Starting with the line that contains "Output a JSON object describing the text", write out each line through the end of the listing, unchanged. Output nothing else.
begin DATASET ROWS
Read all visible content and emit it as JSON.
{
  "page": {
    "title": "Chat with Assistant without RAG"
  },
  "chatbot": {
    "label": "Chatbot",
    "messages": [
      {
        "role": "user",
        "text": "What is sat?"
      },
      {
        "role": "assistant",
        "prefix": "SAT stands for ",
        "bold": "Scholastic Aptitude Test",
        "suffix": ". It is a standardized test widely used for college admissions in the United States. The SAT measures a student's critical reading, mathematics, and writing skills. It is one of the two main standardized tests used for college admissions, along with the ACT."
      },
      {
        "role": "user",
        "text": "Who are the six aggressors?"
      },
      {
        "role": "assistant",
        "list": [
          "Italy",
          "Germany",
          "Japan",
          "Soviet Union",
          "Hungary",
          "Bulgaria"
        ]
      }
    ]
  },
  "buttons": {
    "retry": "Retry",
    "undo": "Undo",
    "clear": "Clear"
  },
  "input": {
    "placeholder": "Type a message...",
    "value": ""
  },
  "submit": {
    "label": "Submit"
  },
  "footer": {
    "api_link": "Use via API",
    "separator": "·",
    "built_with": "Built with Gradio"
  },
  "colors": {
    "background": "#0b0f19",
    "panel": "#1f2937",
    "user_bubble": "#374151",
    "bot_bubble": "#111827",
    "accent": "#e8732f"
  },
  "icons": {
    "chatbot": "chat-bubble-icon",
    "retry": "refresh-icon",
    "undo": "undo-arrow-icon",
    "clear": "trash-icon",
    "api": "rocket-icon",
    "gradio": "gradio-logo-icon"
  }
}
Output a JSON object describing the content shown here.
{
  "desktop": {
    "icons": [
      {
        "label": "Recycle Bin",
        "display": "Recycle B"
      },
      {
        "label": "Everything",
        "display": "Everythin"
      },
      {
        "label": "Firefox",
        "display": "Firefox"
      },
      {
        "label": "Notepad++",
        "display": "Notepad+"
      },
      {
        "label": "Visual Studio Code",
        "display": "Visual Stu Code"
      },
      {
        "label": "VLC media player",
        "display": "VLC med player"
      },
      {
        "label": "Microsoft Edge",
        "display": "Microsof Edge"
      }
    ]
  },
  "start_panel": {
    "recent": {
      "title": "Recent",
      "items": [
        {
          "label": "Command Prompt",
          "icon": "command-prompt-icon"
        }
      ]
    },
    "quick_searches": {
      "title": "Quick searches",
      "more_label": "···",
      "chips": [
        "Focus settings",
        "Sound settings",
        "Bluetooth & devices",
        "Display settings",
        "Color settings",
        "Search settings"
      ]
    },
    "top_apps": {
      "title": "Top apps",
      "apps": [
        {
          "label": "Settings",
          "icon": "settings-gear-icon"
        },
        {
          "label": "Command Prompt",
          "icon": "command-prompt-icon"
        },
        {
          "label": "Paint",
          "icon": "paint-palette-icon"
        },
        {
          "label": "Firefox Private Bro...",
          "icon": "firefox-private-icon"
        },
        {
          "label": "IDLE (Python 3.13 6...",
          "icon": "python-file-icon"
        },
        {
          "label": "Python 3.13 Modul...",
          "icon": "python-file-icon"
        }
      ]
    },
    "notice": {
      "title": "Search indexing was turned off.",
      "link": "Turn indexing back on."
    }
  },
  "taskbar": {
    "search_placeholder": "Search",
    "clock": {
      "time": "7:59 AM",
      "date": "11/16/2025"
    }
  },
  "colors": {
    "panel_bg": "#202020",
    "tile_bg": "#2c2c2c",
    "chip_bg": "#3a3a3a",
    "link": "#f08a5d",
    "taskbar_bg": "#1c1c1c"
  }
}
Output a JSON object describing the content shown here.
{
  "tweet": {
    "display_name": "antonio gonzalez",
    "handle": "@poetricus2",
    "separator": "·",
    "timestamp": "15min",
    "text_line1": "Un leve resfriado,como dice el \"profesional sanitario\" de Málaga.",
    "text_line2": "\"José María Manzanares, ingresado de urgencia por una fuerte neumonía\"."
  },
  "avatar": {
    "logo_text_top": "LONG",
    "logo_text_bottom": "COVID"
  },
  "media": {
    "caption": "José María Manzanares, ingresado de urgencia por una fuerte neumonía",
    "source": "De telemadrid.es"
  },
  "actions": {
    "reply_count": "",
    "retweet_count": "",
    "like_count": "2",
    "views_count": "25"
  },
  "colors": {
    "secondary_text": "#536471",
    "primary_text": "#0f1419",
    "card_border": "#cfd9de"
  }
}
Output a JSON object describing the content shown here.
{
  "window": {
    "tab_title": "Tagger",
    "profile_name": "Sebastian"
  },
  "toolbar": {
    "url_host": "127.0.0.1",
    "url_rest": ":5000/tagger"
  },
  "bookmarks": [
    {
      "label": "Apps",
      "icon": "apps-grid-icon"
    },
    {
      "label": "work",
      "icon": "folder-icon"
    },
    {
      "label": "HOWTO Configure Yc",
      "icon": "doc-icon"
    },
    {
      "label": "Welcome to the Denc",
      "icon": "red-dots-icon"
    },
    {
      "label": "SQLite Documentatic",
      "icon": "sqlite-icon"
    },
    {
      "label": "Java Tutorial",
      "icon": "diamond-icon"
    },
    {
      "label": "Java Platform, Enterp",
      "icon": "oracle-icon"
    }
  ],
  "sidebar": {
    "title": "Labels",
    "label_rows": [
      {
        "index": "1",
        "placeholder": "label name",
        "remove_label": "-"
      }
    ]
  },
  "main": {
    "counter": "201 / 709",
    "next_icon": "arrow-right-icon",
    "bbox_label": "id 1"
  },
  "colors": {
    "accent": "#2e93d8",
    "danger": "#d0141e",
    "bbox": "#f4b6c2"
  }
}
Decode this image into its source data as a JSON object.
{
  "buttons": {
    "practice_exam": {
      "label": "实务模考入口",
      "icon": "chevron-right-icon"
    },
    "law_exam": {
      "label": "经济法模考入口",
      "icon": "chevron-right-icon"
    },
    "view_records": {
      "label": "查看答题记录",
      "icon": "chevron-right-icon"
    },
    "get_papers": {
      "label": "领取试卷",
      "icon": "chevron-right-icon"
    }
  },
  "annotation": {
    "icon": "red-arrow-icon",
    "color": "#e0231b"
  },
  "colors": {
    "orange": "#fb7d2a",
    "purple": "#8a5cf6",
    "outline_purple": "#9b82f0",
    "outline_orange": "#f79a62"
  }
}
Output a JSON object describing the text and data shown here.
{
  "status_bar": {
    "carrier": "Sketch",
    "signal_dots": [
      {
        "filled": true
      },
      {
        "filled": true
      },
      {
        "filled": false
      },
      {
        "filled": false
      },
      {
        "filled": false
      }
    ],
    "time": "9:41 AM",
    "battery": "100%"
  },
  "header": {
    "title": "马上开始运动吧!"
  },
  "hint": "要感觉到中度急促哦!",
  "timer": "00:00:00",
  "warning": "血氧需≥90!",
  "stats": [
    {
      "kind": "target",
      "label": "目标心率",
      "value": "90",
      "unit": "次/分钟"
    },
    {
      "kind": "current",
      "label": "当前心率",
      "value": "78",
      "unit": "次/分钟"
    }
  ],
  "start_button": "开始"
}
end DATASET ROWS
(RESULT BELOW)
Output a JSON object describing the text and data shown here.
{
  "status_bar": {
    "carrier": "Sketch",
    "signal_dots": [
      {
        "filled": true
      },
      {
        "filled": true
      },
      {
        "filled": false
      },
      {
        "filled": false
      },
      {
        "filled": false
      }
    ],
    "time": "9:41 AM",
    "battery": "100%"
  },
  "header": {
    "title": "马上开始运动吧!"
  },
  "hint": "要感觉到中度急促哦!",
  "timer": "00:00:00",
  "warning": "血氧需≥90!",
  "stats": [
    {
      "kind": "target",
      "label": "目标心率",
      "value": "90",
      "unit": "次/分钟"
    },
    {
      "kind": "current",
      "label": "当前心率",
      "value": "78",
      "unit": "次/分钟"
    }
  ],
  "start_button": "开始"
}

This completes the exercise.